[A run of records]
START

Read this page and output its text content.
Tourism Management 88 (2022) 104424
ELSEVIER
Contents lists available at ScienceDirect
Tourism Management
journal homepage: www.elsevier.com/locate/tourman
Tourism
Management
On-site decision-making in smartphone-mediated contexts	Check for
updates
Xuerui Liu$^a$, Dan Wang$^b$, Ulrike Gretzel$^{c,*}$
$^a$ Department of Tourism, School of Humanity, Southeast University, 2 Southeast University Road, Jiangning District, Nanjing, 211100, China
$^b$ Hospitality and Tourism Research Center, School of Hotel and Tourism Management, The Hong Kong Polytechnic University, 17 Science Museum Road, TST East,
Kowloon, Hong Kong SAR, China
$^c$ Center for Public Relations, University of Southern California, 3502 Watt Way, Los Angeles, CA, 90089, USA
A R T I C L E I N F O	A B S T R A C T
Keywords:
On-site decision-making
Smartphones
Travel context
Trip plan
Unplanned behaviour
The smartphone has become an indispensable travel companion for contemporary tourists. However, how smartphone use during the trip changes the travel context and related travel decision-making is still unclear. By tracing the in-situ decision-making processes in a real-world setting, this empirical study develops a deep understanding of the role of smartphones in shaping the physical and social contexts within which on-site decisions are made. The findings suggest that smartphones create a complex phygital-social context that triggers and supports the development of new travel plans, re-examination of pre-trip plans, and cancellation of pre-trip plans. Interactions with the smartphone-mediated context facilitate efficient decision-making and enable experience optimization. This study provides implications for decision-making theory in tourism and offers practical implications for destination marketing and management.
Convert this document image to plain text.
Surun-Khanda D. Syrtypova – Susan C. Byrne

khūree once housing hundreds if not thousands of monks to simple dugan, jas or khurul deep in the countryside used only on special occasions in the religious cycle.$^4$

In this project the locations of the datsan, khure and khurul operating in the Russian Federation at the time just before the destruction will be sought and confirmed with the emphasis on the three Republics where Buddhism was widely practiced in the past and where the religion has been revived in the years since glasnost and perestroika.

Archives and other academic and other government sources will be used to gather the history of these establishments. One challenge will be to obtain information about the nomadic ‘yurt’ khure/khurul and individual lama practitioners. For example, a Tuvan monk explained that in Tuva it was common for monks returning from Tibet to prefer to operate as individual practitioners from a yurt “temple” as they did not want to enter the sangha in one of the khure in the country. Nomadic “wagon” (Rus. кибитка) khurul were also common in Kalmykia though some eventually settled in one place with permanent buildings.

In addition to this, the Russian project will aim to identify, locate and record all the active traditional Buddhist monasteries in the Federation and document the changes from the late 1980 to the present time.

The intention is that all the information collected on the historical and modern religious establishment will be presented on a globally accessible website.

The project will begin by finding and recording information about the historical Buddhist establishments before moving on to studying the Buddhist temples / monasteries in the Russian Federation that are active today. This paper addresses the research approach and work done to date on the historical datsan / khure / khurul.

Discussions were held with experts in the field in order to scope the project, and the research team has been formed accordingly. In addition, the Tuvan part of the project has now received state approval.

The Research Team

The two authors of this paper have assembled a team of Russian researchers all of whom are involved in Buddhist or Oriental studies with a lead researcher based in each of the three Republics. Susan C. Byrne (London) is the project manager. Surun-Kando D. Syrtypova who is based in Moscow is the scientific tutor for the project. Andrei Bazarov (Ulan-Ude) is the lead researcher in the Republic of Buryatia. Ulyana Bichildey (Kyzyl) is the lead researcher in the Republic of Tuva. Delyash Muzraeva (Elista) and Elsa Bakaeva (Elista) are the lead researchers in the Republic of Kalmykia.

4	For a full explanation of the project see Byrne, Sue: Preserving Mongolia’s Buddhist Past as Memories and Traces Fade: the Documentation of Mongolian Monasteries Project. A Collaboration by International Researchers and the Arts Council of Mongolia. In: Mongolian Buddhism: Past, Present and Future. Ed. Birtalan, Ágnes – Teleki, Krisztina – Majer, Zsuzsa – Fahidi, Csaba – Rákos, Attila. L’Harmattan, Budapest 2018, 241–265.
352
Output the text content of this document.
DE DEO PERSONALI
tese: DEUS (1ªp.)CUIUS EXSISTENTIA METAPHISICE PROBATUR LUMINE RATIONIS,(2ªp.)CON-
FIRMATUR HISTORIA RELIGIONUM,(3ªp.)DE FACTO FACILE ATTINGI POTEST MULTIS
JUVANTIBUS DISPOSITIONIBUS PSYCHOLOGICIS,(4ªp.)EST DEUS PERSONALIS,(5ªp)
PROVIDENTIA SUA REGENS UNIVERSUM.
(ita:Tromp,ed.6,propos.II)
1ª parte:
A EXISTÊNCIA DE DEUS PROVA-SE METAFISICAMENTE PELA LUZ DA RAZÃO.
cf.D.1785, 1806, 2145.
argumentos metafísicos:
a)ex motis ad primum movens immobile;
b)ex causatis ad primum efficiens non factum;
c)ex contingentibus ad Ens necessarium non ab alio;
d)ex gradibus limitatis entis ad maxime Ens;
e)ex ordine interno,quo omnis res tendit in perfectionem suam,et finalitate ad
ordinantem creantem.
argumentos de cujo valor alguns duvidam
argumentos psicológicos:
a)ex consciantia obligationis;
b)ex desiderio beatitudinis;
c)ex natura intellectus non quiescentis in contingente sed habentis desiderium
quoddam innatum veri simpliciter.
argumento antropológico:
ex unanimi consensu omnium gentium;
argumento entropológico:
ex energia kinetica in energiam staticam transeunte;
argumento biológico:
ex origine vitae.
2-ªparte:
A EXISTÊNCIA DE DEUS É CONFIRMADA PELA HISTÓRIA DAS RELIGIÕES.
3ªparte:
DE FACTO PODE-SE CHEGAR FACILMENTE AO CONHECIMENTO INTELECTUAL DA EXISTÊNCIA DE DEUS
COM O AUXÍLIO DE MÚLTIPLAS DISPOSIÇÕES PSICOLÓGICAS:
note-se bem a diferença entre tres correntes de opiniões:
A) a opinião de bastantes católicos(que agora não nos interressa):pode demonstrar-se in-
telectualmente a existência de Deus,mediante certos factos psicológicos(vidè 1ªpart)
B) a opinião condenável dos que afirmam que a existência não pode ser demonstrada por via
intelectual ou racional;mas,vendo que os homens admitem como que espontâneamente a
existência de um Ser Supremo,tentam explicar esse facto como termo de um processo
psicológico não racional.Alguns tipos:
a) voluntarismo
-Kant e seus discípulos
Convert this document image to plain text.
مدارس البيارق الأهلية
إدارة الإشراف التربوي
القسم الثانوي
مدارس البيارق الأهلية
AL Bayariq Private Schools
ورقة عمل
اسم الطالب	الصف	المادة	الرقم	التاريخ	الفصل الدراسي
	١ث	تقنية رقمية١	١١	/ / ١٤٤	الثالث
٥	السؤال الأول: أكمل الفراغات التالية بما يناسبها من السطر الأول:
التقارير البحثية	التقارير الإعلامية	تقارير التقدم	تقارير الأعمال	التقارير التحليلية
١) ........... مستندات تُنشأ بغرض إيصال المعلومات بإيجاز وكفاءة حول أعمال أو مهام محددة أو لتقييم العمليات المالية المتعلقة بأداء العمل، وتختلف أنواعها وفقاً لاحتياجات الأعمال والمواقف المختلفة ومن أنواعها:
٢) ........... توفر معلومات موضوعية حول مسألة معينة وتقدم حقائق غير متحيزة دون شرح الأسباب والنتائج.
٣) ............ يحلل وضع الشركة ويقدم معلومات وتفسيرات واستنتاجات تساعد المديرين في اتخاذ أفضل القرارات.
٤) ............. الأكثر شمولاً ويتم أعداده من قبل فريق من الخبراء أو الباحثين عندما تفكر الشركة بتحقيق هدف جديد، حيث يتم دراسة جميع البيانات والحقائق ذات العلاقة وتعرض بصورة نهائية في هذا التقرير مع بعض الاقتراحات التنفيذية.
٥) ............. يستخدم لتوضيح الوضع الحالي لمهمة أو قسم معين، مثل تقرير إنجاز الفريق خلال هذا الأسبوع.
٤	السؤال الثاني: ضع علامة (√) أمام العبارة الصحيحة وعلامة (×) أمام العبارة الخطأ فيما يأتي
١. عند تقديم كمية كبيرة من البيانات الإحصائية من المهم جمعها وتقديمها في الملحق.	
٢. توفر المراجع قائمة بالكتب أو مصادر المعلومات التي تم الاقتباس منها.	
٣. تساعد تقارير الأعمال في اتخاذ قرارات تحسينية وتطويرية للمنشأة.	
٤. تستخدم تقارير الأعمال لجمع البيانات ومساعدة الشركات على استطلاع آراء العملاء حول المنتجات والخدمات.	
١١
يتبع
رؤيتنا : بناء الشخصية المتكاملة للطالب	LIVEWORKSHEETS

END

> **WRITTEN REQUEST**
Copy each line of the data that contains the word "Road".

> **SOLUTION FOR THIS PROBLEM**
$^a$ Department of Tourism, School of Humanity, Southeast University, 2 Southeast University Road, Jiangning District, Nanjing, 211100, China
$^b$ Hospitality and Tourism Research Center, School of Hotel and Tourism Management, The Hong Kong Polytechnic University, 17 Science Museum Road, TST East,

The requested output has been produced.